TO BE DONE: Go through the data and copy every line exactly, but not the images.

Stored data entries
====
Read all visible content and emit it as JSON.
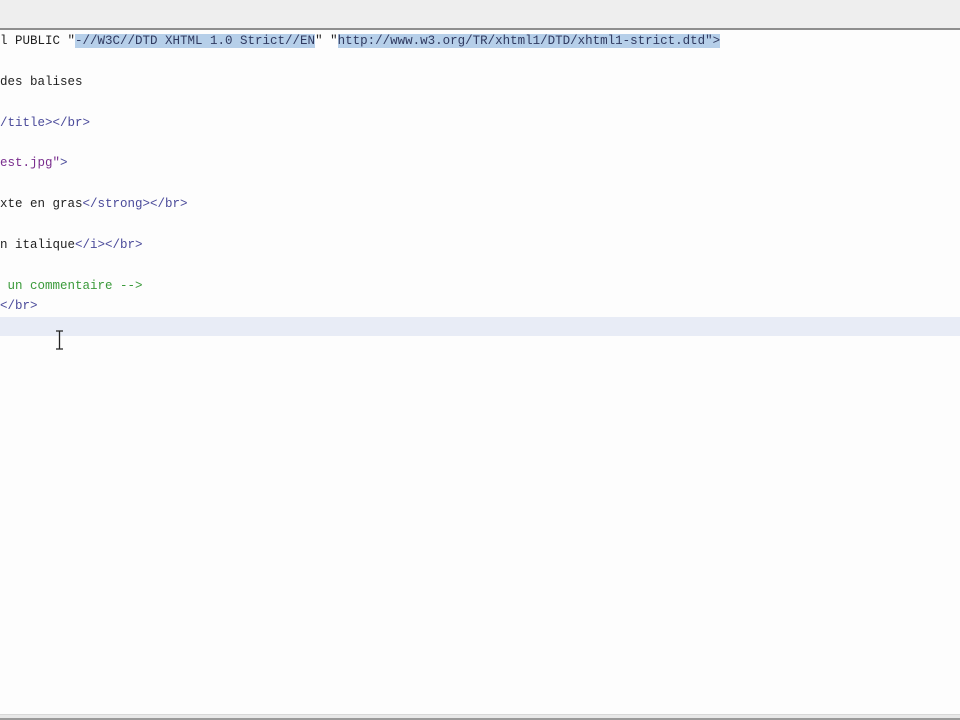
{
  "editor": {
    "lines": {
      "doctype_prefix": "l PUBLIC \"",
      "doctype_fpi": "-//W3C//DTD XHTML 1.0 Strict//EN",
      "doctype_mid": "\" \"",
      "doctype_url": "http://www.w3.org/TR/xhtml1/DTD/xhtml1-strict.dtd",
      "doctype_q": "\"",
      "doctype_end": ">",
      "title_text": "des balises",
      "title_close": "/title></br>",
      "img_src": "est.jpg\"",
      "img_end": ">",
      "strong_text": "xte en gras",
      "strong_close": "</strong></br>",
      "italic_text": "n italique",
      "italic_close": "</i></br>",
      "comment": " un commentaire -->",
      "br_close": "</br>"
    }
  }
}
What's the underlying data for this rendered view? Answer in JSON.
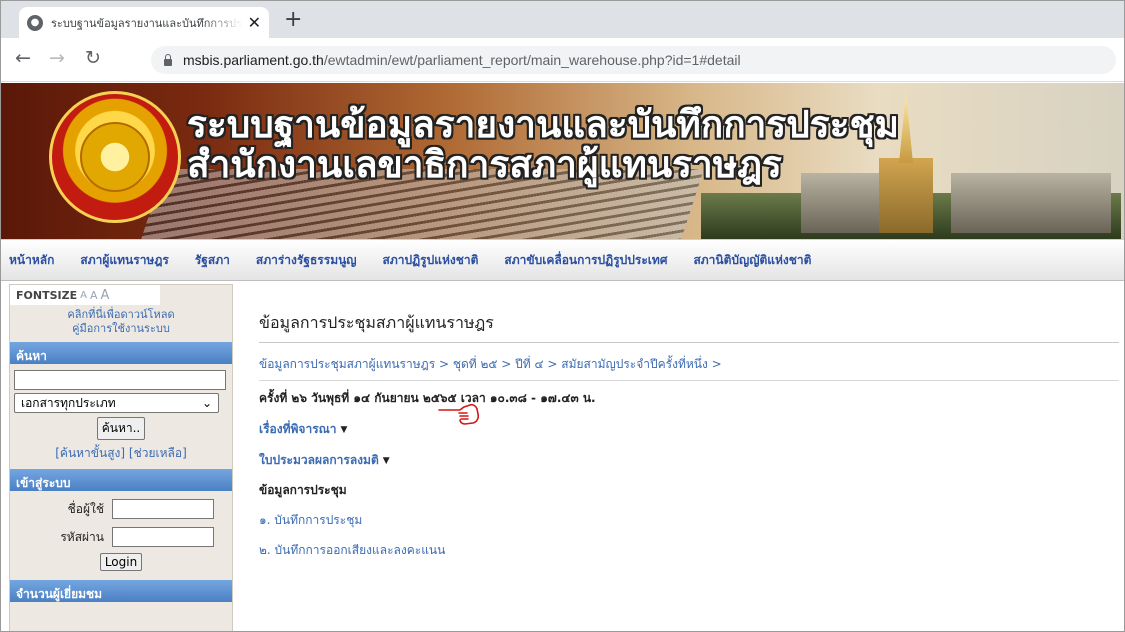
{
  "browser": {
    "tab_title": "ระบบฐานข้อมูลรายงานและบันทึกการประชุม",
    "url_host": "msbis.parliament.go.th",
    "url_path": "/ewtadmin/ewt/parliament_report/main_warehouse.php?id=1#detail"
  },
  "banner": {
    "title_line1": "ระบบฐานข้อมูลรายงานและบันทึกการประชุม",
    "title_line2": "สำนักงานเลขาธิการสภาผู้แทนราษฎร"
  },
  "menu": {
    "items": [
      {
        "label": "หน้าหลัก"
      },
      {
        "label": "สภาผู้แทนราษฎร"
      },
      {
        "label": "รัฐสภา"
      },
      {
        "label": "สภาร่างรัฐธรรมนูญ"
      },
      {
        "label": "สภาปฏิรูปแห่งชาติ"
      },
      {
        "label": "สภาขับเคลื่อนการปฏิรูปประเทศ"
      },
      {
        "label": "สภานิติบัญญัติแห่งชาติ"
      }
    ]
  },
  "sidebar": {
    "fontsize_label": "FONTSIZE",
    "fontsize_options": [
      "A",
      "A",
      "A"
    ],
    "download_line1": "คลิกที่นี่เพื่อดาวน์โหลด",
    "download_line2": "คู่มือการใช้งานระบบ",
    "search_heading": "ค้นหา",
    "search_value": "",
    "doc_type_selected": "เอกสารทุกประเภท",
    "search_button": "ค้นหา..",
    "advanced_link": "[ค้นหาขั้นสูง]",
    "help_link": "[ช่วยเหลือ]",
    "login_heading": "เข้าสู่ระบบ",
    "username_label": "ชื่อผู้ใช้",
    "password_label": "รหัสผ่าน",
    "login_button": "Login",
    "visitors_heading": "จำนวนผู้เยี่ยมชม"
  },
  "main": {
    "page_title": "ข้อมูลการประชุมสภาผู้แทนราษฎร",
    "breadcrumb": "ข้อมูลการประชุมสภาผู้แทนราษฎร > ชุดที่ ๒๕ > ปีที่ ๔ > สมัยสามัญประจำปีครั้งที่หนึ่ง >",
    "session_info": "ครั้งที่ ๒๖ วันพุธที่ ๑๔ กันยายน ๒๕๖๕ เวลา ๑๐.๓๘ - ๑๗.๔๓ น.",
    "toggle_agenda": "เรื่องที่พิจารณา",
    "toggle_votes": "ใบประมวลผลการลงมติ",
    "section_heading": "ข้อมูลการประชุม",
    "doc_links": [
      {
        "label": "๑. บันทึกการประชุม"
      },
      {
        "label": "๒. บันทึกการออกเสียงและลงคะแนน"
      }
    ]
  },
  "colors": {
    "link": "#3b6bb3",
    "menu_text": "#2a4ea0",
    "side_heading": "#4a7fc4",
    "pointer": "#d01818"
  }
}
====
SOLVED EXERCISE:
Read all visible content and emit it as JSON.
{
  "editor": {
    "lines": {
      "doctype_prefix": "l PUBLIC \"",
      "doctype_fpi": "-//W3C//DTD XHTML 1.0 Strict//EN",
      "doctype_mid": "\" \"",
      "doctype_url": "http://www.w3.org/TR/xhtml1/DTD/xhtml1-strict.dtd",
      "doctype_q": "\"",
      "doctype_end": ">",
      "title_text": "des balises",
      "title_close": "/title></br>",
      "img_src": "est.jpg\"",
      "img_end": ">",
      "strong_text": "xte en gras",
      "strong_close": "</strong></br>",
      "italic_text": "n italique",
      "italic_close": "</i></br>",
      "comment": " un commentaire -->",
      "br_close": "</br>"
    }
  }
}
What's the underlying data for this rendered view? Answer in JSON.
{
  "browser": {
    "tab_title": "ระบบฐานข้อมูลรายงานและบันทึกการประชุม",
    "url_host": "msbis.parliament.go.th",
    "url_path": "/ewtadmin/ewt/parliament_report/main_warehouse.php?id=1#detail"
  },
  "banner": {
    "title_line1": "ระบบฐานข้อมูลรายงานและบันทึกการประชุม",
    "title_line2": "สำนักงานเลขาธิการสภาผู้แทนราษฎร"
  },
  "menu": {
    "items": [
      {
        "label": "หน้าหลัก"
      },
      {
        "label": "สภาผู้แทนราษฎร"
      },
      {
        "label": "รัฐสภา"
      },
      {
        "label": "สภาร่างรัฐธรรมนูญ"
      },
      {
        "label": "สภาปฏิรูปแห่งชาติ"
      },
      {
        "label": "สภาขับเคลื่อนการปฏิรูปประเทศ"
      },
      {
        "label": "สภานิติบัญญัติแห่งชาติ"
      }
    ]
  },
  "sidebar": {
    "fontsize_label": "FONTSIZE",
    "fontsize_options": [
      "A",
      "A",
      "A"
    ],
    "download_line1": "คลิกที่นี่เพื่อดาวน์โหลด",
    "download_line2": "คู่มือการใช้งานระบบ",
    "search_heading": "ค้นหา",
    "search_value": "",
    "doc_type_selected": "เอกสารทุกประเภท",
    "search_button": "ค้นหา..",
    "advanced_link": "[ค้นหาขั้นสูง]",
    "help_link": "[ช่วยเหลือ]",
    "login_heading": "เข้าสู่ระบบ",
    "username_label": "ชื่อผู้ใช้",
    "password_label": "รหัสผ่าน",
    "login_button": "Login",
    "visitors_heading": "จำนวนผู้เยี่ยมชม"
  },
  "main": {
    "page_title": "ข้อมูลการประชุมสภาผู้แทนราษฎร",
    "breadcrumb": "ข้อมูลการประชุมสภาผู้แทนราษฎร > ชุดที่ ๒๕ > ปีที่ ๔ > สมัยสามัญประจำปีครั้งที่หนึ่ง >",
    "session_info": "ครั้งที่ ๒๖ วันพุธที่ ๑๔ กันยายน ๒๕๖๕ เวลา ๑๐.๓๘ - ๑๗.๔๓ น.",
    "toggle_agenda": "เรื่องที่พิจารณา",
    "toggle_votes": "ใบประมวลผลการลงมติ",
    "section_heading": "ข้อมูลการประชุม",
    "doc_links": [
      {
        "label": "๑. บันทึกการประชุม"
      },
      {
        "label": "๒. บันทึกการออกเสียงและลงคะแนน"
      }
    ]
  },
  "colors": {
    "link": "#3b6bb3",
    "menu_text": "#2a4ea0",
    "side_heading": "#4a7fc4",
    "pointer": "#d01818"
  }
}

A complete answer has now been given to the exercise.